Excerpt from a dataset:

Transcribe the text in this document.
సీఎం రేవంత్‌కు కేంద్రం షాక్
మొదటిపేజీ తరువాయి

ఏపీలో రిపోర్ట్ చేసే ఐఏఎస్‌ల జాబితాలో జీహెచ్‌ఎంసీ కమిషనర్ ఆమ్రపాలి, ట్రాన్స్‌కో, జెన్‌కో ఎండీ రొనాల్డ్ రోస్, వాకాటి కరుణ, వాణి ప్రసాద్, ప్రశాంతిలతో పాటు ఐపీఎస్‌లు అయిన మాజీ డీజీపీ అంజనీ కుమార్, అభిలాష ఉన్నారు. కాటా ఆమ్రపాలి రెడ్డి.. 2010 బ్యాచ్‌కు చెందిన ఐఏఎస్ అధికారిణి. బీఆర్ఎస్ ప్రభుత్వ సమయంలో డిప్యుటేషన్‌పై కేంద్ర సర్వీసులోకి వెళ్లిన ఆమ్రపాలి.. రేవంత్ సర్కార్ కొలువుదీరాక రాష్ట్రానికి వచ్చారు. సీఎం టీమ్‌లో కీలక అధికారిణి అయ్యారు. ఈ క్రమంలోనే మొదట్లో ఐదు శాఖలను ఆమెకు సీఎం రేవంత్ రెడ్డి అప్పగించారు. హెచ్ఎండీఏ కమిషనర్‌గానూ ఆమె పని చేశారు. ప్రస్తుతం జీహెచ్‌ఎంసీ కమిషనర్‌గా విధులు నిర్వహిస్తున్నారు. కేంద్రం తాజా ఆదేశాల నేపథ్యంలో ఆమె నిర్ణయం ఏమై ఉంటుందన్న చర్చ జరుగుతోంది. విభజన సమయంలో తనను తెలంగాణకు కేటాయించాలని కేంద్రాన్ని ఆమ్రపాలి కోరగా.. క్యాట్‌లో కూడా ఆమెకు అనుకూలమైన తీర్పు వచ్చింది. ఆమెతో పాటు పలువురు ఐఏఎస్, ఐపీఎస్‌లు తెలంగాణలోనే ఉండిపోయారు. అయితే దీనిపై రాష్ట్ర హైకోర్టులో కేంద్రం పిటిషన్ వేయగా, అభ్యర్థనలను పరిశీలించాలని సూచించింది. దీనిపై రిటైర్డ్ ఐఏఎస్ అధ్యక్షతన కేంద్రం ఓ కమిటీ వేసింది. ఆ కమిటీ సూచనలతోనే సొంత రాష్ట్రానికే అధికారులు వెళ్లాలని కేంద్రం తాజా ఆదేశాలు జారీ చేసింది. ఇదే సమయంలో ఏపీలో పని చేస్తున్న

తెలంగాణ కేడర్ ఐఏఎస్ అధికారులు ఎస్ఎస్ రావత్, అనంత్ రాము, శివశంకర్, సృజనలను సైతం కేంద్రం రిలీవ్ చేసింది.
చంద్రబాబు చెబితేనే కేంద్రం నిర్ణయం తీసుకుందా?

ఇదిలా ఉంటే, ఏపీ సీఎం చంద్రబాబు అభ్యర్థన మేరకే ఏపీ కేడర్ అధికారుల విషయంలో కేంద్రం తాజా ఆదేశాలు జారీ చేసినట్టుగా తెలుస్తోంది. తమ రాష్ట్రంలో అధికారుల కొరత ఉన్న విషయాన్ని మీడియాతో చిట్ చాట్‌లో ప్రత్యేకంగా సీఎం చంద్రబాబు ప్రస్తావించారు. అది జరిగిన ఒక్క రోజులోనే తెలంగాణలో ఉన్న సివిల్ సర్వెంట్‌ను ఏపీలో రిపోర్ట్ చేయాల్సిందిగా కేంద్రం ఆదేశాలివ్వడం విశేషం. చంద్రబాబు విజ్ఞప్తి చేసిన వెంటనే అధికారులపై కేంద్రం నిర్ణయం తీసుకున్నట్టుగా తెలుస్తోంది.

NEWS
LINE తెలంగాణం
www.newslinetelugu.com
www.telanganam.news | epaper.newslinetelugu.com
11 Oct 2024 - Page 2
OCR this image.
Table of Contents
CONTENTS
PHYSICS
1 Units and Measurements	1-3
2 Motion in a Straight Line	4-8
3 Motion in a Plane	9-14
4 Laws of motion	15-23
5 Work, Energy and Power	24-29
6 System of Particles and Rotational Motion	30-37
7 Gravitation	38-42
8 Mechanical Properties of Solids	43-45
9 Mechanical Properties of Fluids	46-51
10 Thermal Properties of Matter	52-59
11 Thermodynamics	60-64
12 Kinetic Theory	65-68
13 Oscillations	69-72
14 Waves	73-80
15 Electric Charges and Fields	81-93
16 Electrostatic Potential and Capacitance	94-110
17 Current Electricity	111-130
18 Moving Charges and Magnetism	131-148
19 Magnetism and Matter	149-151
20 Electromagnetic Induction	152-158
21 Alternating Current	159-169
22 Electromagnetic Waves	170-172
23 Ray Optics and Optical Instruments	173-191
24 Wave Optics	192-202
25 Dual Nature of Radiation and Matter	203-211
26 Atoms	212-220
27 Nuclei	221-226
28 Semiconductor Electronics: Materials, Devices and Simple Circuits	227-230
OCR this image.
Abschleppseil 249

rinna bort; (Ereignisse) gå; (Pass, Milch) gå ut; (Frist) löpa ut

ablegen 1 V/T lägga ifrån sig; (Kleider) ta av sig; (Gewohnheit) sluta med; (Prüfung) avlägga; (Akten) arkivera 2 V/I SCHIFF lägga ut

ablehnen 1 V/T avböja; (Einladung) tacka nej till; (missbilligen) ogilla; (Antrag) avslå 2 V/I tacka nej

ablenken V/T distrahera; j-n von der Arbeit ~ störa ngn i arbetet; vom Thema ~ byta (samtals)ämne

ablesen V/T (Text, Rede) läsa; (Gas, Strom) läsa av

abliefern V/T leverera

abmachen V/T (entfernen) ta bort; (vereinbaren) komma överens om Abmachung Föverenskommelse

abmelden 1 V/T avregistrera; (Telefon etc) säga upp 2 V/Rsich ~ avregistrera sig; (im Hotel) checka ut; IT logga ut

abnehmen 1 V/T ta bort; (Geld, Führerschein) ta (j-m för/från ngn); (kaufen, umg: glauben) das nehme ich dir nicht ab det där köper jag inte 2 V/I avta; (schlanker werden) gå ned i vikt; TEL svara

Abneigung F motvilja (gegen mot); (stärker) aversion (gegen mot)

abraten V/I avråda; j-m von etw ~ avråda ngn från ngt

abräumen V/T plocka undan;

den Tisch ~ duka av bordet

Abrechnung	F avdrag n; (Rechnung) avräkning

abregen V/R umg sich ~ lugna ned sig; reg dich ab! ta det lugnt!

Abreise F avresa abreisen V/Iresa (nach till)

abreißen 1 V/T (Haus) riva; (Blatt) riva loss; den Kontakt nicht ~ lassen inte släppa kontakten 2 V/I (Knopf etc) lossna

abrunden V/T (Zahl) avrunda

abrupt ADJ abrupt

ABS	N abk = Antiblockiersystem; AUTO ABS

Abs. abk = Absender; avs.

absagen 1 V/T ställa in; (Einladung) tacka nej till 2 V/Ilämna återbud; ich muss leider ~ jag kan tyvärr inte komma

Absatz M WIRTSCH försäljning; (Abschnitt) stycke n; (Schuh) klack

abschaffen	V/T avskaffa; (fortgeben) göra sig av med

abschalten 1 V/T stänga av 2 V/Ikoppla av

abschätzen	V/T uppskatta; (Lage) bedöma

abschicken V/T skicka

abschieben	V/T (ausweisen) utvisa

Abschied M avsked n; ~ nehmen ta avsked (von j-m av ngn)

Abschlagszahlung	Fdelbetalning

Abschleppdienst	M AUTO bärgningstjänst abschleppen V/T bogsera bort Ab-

» STATED PROBLEM
Transcribe the whole listing with nothing added or left out.

» EXERCISE RESULT
Transcribe the text in this document.
సీఎం రేవంత్‌కు కేంద్రం షాక్
మొదటిపేజీ తరువాయి

ఏపీలో రిపోర్ట్ చేసే ఐఏఎస్‌ల జాబితాలో జీహెచ్‌ఎంసీ కమిషనర్ ఆమ్రపాలి, ట్రాన్స్‌కో, జెన్‌కో ఎండీ రొనాల్డ్ రోస్, వాకాటి కరుణ, వాణి ప్రసాద్, ప్రశాంతిలతో పాటు ఐపీఎస్‌లు అయిన మాజీ డీజీపీ అంజనీ కుమార్, అభిలాష ఉన్నారు. కాటా ఆమ్రపాలి రెడ్డి.. 2010 బ్యాచ్‌కు చెందిన ఐఏఎస్ అధికారిణి. బీఆర్ఎస్ ప్రభుత్వ సమయంలో డిప్యుటేషన్‌పై కేంద్ర సర్వీసులోకి వెళ్లిన ఆమ్రపాలి.. రేవంత్ సర్కార్ కొలువుదీరాక రాష్ట్రానికి వచ్చారు. సీఎం టీమ్‌లో కీలక అధికారిణి అయ్యారు. ఈ క్రమంలోనే మొదట్లో ఐదు శాఖలను ఆమెకు సీఎం రేవంత్ రెడ్డి అప్పగించారు. హెచ్ఎండీఏ కమిషనర్‌గానూ ఆమె పని చేశారు. ప్రస్తుతం జీహెచ్‌ఎంసీ కమిషనర్‌గా విధులు నిర్వహిస్తున్నారు. కేంద్రం తాజా ఆదేశాల నేపథ్యంలో ఆమె నిర్ణయం ఏమై ఉంటుందన్న చర్చ జరుగుతోంది. విభజన సమయంలో తనను తెలంగాణకు కేటాయించాలని కేంద్రాన్ని ఆమ్రపాలి కోరగా.. క్యాట్‌లో కూడా ఆమెకు అనుకూలమైన తీర్పు వచ్చింది. ఆమెతో పాటు పలువురు ఐఏఎస్, ఐపీఎస్‌లు తెలంగాణలోనే ఉండిపోయారు. అయితే దీనిపై రాష్ట్ర హైకోర్టులో కేంద్రం పిటిషన్ వేయగా, అభ్యర్థనలను పరిశీలించాలని సూచించింది. దీనిపై రిటైర్డ్ ఐఏఎస్ అధ్యక్షతన కేంద్రం ఓ కమిటీ వేసింది. ఆ కమిటీ సూచనలతోనే సొంత రాష్ట్రానికే అధికారులు వెళ్లాలని కేంద్రం తాజా ఆదేశాలు జారీ చేసింది. ఇదే సమయంలో ఏపీలో పని చేస్తున్న

తెలంగాణ కేడర్ ఐఏఎస్ అధికారులు ఎస్ఎస్ రావత్, అనంత్ రాము, శివశంకర్, సృజనలను సైతం కేంద్రం రిలీవ్ చేసింది.
చంద్రబాబు చెబితేనే కేంద్రం నిర్ణయం తీసుకుందా?

ఇదిలా ఉంటే, ఏపీ సీఎం చంద్రబాబు అభ్యర్థన మేరకే ఏపీ కేడర్ అధికారుల విషయంలో కేంద్రం తాజా ఆదేశాలు జారీ చేసినట్టుగా తెలుస్తోంది. తమ రాష్ట్రంలో అధికారుల కొరత ఉన్న విషయాన్ని మీడియాతో చిట్ చాట్‌లో ప్రత్యేకంగా సీఎం చంద్రబాబు ప్రస్తావించారు. అది జరిగిన ఒక్క రోజులోనే తెలంగాణలో ఉన్న సివిల్ సర్వెంట్‌ను ఏపీలో రిపోర్ట్ చేయాల్సిందిగా కేంద్రం ఆదేశాలివ్వడం విశేషం. చంద్రబాబు విజ్ఞప్తి చేసిన వెంటనే అధికారులపై కేంద్రం నిర్ణయం తీసుకున్నట్టుగా తెలుస్తోంది.

NEWS
LINE తెలంగాణం
www.newslinetelugu.com
www.telanganam.news | epaper.newslinetelugu.com
11 Oct 2024 - Page 2
OCR this image.
Table of Contents
CONTENTS
PHYSICS
1 Units and Measurements	1-3
2 Motion in a Straight Line	4-8
3 Motion in a Plane	9-14
4 Laws of motion	15-23
5 Work, Energy and Power	24-29
6 System of Particles and Rotational Motion	30-37
7 Gravitation	38-42
8 Mechanical Properties of Solids	43-45
9 Mechanical Properties of Fluids	46-51
10 Thermal Properties of Matter	52-59
11 Thermodynamics	60-64
12 Kinetic Theory	65-68
13 Oscillations	69-72
14 Waves	73-80
15 Electric Charges and Fields	81-93
16 Electrostatic Potential and Capacitance	94-110
17 Current Electricity	111-130
18 Moving Charges and Magnetism	131-148
19 Magnetism and Matter	149-151
20 Electromagnetic Induction	152-158
21 Alternating Current	159-169
22 Electromagnetic Waves	170-172
23 Ray Optics and Optical Instruments	173-191
24 Wave Optics	192-202
25 Dual Nature of Radiation and Matter	203-211
26 Atoms	212-220
27 Nuclei	221-226
28 Semiconductor Electronics: Materials, Devices and Simple Circuits	227-230
OCR this image.
Abschleppseil 249

rinna bort; (Ereignisse) gå; (Pass, Milch) gå ut; (Frist) löpa ut

ablegen 1 V/T lägga ifrån sig; (Kleider) ta av sig; (Gewohnheit) sluta med; (Prüfung) avlägga; (Akten) arkivera 2 V/I SCHIFF lägga ut

ablehnen 1 V/T avböja; (Einladung) tacka nej till; (missbilligen) ogilla; (Antrag) avslå 2 V/I tacka nej

ablenken V/T distrahera; j-n von der Arbeit ~ störa ngn i arbetet; vom Thema ~ byta (samtals)ämne

ablesen V/T (Text, Rede) läsa; (Gas, Strom) läsa av

abliefern V/T leverera

abmachen V/T (entfernen) ta bort; (vereinbaren) komma överens om Abmachung Föverenskommelse

abmelden 1 V/T avregistrera; (Telefon etc) säga upp 2 V/Rsich ~ avregistrera sig; (im Hotel) checka ut; IT logga ut

abnehmen 1 V/T ta bort; (Geld, Führerschein) ta (j-m för/från ngn); (kaufen, umg: glauben) das nehme ich dir nicht ab det där köper jag inte 2 V/I avta; (schlanker werden) gå ned i vikt; TEL svara

Abneigung F motvilja (gegen mot); (stärker) aversion (gegen mot)

abraten V/I avråda; j-m von etw ~ avråda ngn från ngt

abräumen V/T plocka undan;

den Tisch ~ duka av bordet

Abrechnung	F avdrag n; (Rechnung) avräkning

abregen V/R umg sich ~ lugna ned sig; reg dich ab! ta det lugnt!

Abreise F avresa abreisen V/Iresa (nach till)

abreißen 1 V/T (Haus) riva; (Blatt) riva loss; den Kontakt nicht ~ lassen inte släppa kontakten 2 V/I (Knopf etc) lossna

abrunden V/T (Zahl) avrunda

abrupt ADJ abrupt

ABS	N abk = Antiblockiersystem; AUTO ABS

Abs. abk = Absender; avs.

absagen 1 V/T ställa in; (Einladung) tacka nej till 2 V/Ilämna återbud; ich muss leider ~ jag kan tyvärr inte komma

Absatz M WIRTSCH försäljning; (Abschnitt) stycke n; (Schuh) klack

abschaffen	V/T avskaffa; (fortgeben) göra sig av med

abschalten 1 V/T stänga av 2 V/Ikoppla av

abschätzen	V/T uppskatta; (Lage) bedöma

abschicken V/T skicka

abschieben	V/T (ausweisen) utvisa

Abschied M avsked n; ~ nehmen ta avsked (von j-m av ngn)

Abschlagszahlung	Fdelbetalning

Abschleppdienst	M AUTO bärgningstjänst abschleppen V/T bogsera bort Ab-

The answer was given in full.